──────── Supplied data ────────
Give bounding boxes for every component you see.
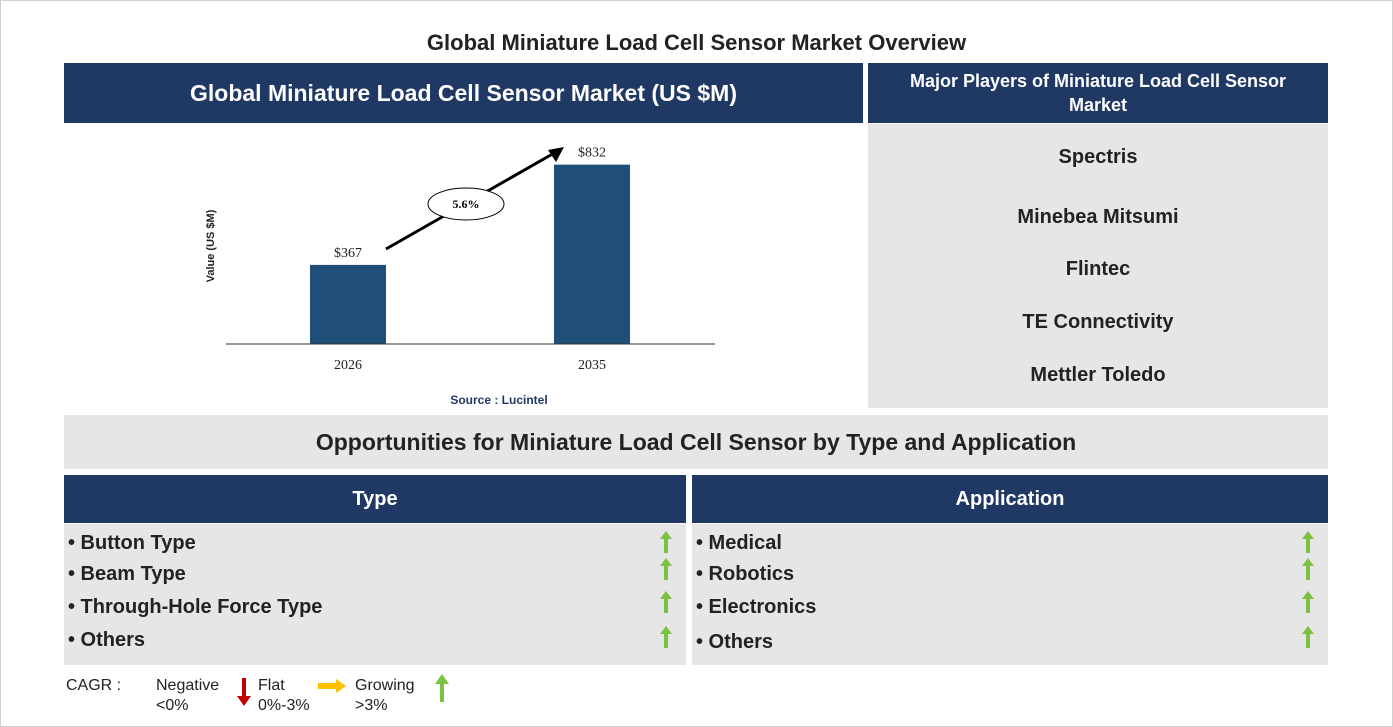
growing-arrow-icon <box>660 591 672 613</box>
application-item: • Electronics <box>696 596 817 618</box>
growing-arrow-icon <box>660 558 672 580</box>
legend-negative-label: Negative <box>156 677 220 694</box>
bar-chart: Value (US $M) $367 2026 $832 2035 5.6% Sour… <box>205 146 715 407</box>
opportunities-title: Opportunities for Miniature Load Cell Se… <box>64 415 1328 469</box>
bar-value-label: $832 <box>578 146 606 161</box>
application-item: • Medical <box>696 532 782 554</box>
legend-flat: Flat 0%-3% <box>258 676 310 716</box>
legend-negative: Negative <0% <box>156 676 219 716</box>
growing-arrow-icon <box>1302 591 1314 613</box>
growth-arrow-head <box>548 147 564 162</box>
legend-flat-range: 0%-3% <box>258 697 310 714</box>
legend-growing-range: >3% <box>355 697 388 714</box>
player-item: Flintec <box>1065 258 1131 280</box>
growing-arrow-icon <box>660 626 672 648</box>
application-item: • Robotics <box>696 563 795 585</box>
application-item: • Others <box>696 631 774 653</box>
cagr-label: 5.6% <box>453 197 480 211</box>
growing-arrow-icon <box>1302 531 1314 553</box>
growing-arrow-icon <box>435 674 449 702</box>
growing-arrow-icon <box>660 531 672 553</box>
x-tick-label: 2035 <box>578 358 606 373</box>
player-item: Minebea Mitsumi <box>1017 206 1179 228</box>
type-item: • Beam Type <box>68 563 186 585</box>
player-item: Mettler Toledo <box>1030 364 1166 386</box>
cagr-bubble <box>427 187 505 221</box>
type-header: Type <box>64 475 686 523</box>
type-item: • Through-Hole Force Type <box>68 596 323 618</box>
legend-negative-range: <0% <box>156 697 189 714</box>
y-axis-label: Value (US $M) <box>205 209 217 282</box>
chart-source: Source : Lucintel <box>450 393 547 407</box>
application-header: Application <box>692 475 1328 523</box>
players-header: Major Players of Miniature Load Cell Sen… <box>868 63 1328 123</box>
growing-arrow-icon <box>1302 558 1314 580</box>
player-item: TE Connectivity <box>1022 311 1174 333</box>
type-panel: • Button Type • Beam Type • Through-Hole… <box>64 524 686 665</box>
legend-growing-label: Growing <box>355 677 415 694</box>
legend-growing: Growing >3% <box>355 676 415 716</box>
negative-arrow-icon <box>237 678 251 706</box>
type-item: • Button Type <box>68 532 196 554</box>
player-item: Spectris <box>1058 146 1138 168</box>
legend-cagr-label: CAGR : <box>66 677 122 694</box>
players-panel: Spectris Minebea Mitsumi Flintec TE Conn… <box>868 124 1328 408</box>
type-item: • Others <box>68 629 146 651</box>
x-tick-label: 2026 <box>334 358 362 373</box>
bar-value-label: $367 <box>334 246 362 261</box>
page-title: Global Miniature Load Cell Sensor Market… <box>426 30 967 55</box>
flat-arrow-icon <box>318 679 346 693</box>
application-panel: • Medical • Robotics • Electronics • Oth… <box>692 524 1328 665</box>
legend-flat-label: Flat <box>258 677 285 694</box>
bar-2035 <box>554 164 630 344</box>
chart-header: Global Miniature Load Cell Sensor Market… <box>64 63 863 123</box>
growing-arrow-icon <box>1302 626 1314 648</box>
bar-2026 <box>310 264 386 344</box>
────────
──────── Supplied data ────────
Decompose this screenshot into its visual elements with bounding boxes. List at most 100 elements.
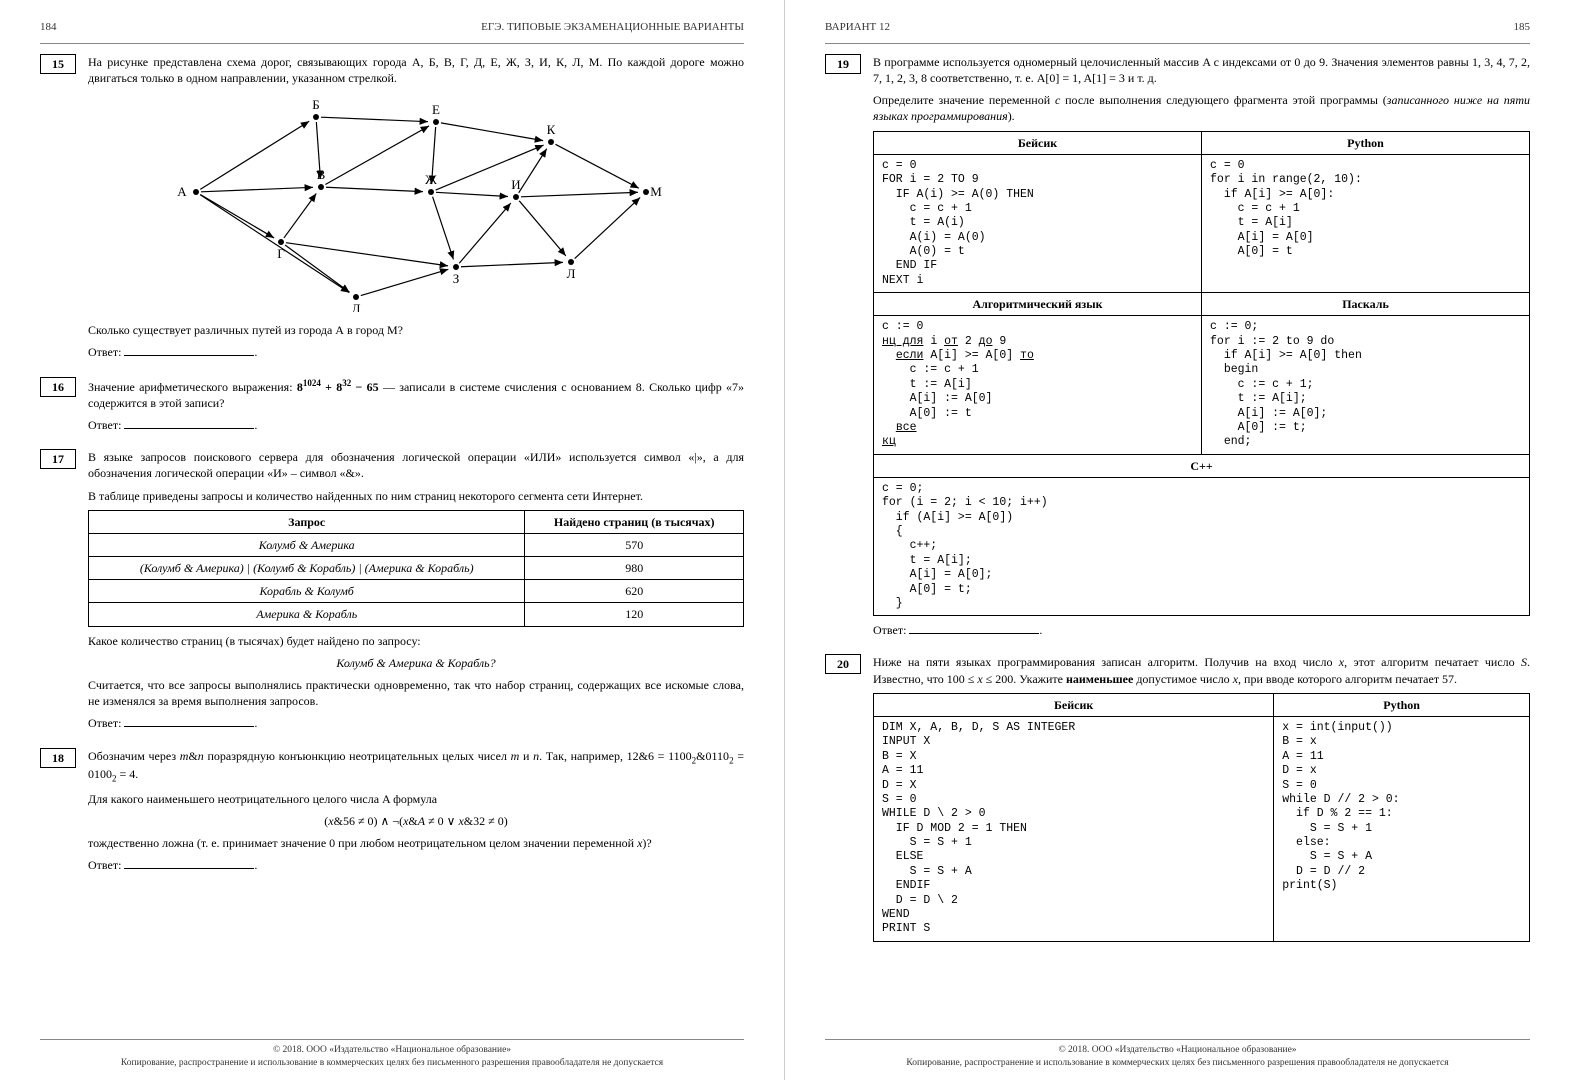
────────
### What is needed
Rewrite the listing as a numbered list, starting with the line that contains "Give bounding boxes" and going on through the line that contains "bar-chart: Value (US". Leave out blank lines and the pictures.

### Full response
1. Give bounding boxes for every component you see.
2. growing-arrow-icon <box>660 591 672 613</box>
3. application-item: • Electronics <box>696 596 817 618</box>
4. growing-arrow-icon <box>660 558 672 580</box>
5. legend-negative-label: Negative <box>156 677 220 694</box>
6. bar-chart: Value (US $M) $367 2026 $832 2035 5.6% Sour… <box>205 146 715 407</box>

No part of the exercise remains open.